◆ Exercício proposto:
Edite o trecho que vai da linha com "Patent image size: (573, 1238)." até a linha com "The sliding member 408 is at (285, 887).", substituindo "upper part" por "top part" e deixando todo o resto como está.
________________________________________
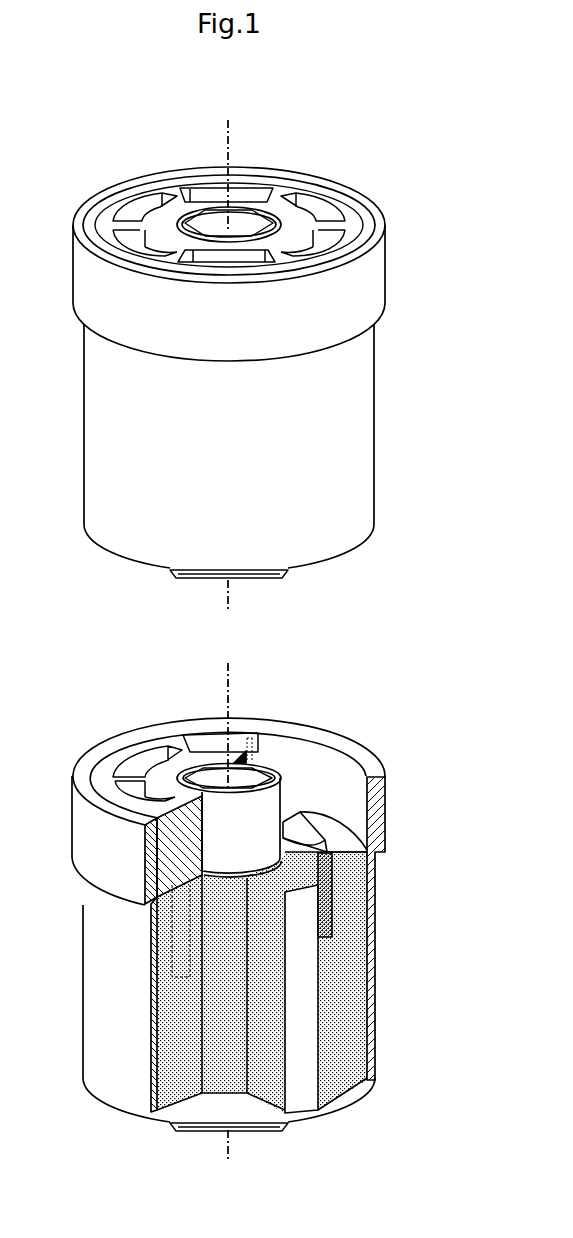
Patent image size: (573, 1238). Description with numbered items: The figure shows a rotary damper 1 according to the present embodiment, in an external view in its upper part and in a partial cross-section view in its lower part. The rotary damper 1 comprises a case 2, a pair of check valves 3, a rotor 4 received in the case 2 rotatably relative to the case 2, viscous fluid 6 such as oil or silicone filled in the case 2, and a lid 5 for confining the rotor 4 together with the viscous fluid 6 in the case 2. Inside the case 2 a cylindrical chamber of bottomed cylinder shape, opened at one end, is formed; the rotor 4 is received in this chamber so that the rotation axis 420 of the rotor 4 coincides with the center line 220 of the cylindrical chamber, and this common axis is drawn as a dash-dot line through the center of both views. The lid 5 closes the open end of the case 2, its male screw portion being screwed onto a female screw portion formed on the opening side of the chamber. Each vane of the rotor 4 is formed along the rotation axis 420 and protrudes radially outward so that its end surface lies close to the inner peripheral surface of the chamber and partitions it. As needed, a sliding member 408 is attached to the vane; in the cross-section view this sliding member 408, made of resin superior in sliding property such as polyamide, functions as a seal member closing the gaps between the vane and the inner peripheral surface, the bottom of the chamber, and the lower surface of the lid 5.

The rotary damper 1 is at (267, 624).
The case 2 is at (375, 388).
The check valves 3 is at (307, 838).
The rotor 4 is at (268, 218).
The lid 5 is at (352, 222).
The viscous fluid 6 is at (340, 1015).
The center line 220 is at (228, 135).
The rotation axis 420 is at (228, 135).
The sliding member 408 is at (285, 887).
________________________________________
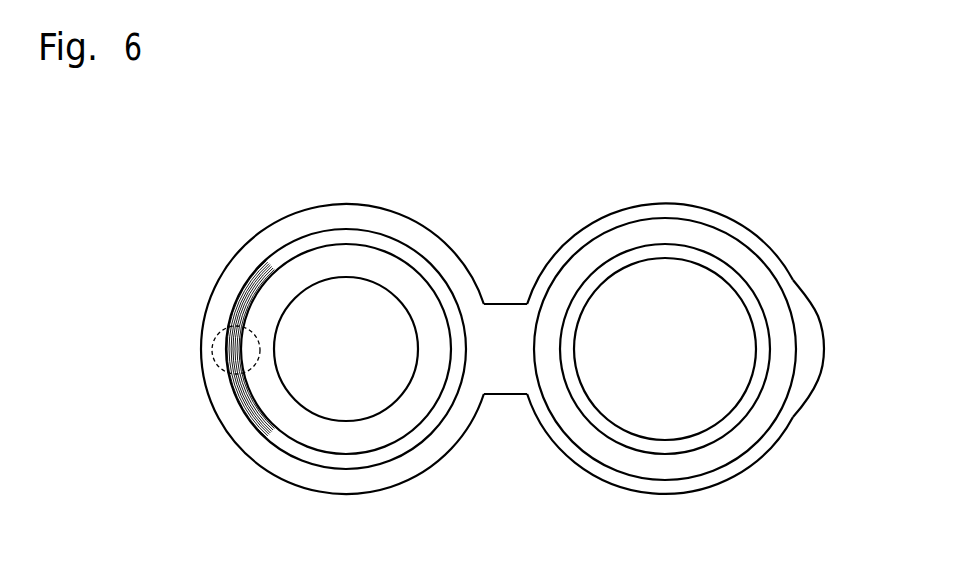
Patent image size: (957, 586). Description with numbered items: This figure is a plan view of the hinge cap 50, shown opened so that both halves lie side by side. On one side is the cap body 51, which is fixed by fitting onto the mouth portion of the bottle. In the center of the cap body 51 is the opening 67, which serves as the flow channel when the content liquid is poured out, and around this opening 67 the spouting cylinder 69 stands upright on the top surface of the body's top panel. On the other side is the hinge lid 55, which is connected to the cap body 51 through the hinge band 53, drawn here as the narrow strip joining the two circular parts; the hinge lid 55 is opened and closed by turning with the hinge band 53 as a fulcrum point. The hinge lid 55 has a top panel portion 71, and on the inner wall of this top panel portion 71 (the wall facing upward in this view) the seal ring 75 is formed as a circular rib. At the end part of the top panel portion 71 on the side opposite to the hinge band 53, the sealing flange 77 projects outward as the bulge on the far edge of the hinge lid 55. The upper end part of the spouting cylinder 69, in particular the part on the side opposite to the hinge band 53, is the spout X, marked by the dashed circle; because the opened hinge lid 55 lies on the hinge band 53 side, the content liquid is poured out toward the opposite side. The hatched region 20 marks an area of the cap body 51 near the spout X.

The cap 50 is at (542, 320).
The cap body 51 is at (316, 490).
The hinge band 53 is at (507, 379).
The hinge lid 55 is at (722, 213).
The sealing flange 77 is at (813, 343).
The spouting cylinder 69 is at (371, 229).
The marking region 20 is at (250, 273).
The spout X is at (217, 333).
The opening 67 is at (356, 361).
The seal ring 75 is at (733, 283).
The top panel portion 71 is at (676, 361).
________________________________________
◆ Resolução completa:
Patent image size: (573, 1238). Description with numbered items: The figure shows a rotary damper 1 according to the present embodiment, in an external view in its top part and in a partial cross-section view in its lower part. The rotary damper 1 comprises a case 2, a pair of check valves 3, a rotor 4 received in the case 2 rotatably relative to the case 2, viscous fluid 6 such as oil or silicone filled in the case 2, and a lid 5 for confining the rotor 4 together with the viscous fluid 6 in the case 2. Inside the case 2 a cylindrical chamber of bottomed cylinder shape, opened at one end, is formed; the rotor 4 is received in this chamber so that the rotation axis 420 of the rotor 4 coincides with the center line 220 of the cylindrical chamber, and this common axis is drawn as a dash-dot line through the center of both views. The lid 5 closes the open end of the case 2, its male screw portion being screwed onto a female screw portion formed on the opening side of the chamber. Each vane of the rotor 4 is formed along the rotation axis 420 and protrudes radially outward so that its end surface lies close to the inner peripheral surface of the chamber and partitions it. As needed, a sliding member 408 is attached to the vane; in the cross-section view this sliding member 408, made of resin superior in sliding property such as polyamide, functions as a seal member closing the gaps between the vane and the inner peripheral surface, the bottom of the chamber, and the lower surface of the lid 5.

The rotary damper 1 is at (267, 624).
The case 2 is at (375, 388).
The check valves 3 is at (307, 838).
The rotor 4 is at (268, 218).
The lid 5 is at (352, 222).
The viscous fluid 6 is at (340, 1015).
The center line 220 is at (228, 135).
The rotation axis 420 is at (228, 135).
The sliding member 408 is at (285, 887).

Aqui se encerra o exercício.